### [Article]
╔══
You’ve heard the old American idiom “pie in the sky,” haven’t you? Maybe you’ve even formed a sentence with the phrase. We tend to use it when we’re referring to a promise of something that has low likelihood of happening right now. “Good luck with that,” we’ll say similarly.
Origins of “Pie in the Sky”
Do you know where the phrase originated? The idiom “pie in the sky” was first coined way back in 1911 in America by a Swedish-born itinerant worker named Joe Hill. Joe belonged to one of the labor unions of that day, The Industrial Workers of the World, known as the Wobblies, and wrote songs for them. One of his tunes grew in popularity. Titled The Preacher and the Slave, it was composed as a criticism of The Salvation Army’s theology and philosophy, specifically their concentration on the salvation of souls rather than the feeding of the hungry. The song parodied the Army’s heavy use of the hymn “The Sweet By and By” which Christians still enjoy singing today. Here’s the opening verse and chorus:
“Long-haired preachers come out every night,
Try to tell you what’s wrong and what’s right;
But when asked how ’bout something to eat
They will answer with voices so sweet:
You will eat, bye and bye,
In that glorious land above the sky;
Work and pray, live on hay,
You’ll get pie in the sky when you die.”
╚══
### [Material supplied]
╔══
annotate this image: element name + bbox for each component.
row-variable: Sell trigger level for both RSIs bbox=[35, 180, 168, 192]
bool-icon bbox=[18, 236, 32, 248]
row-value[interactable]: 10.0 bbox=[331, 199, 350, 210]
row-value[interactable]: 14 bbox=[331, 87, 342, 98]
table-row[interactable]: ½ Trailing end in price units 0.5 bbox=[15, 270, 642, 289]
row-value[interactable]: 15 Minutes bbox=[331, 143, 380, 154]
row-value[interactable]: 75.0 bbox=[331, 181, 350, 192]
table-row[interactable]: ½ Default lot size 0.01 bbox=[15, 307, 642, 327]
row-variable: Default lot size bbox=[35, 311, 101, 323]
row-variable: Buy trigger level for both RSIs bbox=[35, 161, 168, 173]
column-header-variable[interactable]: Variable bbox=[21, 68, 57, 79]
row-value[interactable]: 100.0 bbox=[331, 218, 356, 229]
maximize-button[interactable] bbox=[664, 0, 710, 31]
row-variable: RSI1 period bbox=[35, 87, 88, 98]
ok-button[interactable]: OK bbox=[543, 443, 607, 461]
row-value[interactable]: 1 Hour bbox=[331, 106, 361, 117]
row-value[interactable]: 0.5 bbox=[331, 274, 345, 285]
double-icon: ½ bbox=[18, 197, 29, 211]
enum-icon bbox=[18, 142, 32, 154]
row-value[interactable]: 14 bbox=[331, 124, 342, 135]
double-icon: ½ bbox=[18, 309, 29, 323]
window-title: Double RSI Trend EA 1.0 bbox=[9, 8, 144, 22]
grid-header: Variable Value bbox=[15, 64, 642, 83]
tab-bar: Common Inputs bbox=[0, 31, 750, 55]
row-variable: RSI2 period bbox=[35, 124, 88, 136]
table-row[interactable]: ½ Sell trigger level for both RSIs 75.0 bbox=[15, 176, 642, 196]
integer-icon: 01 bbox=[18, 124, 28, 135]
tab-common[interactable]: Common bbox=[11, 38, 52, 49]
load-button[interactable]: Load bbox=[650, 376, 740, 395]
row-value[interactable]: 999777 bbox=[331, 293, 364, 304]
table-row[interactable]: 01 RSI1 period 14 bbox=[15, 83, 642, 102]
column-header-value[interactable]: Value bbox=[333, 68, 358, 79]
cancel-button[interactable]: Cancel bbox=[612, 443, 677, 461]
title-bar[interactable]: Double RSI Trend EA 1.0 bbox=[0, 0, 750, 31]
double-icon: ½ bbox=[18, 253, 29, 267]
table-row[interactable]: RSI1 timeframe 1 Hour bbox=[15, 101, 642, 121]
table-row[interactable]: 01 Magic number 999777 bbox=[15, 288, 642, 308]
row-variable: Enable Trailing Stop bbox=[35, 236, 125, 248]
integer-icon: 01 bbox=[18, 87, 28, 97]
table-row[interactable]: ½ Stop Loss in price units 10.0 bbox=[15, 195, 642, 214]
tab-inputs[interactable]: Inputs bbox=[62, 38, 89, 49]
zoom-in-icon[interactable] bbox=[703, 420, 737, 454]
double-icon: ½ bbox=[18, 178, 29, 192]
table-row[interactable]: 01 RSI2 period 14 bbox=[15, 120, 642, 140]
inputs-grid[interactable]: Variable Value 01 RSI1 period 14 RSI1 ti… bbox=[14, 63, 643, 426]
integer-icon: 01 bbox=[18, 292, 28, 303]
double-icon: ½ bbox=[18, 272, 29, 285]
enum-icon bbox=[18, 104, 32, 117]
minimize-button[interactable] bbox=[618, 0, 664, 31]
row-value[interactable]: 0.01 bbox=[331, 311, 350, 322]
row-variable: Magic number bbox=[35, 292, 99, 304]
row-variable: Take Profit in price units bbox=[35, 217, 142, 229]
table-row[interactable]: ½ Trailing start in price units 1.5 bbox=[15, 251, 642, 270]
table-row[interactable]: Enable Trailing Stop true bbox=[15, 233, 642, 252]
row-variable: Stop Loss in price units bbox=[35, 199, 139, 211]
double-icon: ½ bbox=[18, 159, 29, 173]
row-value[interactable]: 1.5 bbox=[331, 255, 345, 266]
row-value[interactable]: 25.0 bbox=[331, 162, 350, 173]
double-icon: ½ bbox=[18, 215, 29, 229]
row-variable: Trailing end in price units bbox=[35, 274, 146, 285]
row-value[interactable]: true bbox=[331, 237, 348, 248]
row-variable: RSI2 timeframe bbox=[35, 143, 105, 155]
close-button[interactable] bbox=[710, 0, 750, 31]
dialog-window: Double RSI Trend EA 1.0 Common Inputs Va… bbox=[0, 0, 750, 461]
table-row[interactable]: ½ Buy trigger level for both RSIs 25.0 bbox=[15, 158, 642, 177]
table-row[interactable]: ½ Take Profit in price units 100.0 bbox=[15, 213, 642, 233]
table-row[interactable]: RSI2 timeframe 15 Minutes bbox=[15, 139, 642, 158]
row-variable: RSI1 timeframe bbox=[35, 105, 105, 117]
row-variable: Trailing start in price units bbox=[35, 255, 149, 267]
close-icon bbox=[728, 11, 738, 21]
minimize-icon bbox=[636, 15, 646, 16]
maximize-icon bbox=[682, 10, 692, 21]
╚══
### [Problem 1]
Translate this sentence from the article on the phrase "pie in the sky" into Spanish: "The idiom 'pie in the sky' was first coined way back in 1911 in America by a Swedish-born itinerant worker named Joe Hill."
### [Problem 2]
Carry the article on the phrase "pie in the sky" forward from the point where it ends.

### [Final result 1]
La expresión «pie in the sky» fue acuñada por primera vez allá por 1911 en Estados Unidos por un trabajador itinerante de origen sueco llamado Joe Hill.

### [Final result 2]
“Good Luck … We’re Praying for You”
Pie in the Sky. In other words, “Sorry, folks. We know you don’t have much to eat right now, but just hang in there. When Jesus returns, it will all be different–you’ll get your pie in the sky. In the mean time, we’re praying for you.”
“It’s All Going to Hell Anyway”
This attitude and philosophy gets expanded to, “Since Jesus is coming back soon and the earth will be destroyed, with the righteous being saved to Heaven, we really shouldn’t spend too much time and energy trying to fix this world. We should invest our energies into saving people’s souls before it’s too late.” Pie in the Sky.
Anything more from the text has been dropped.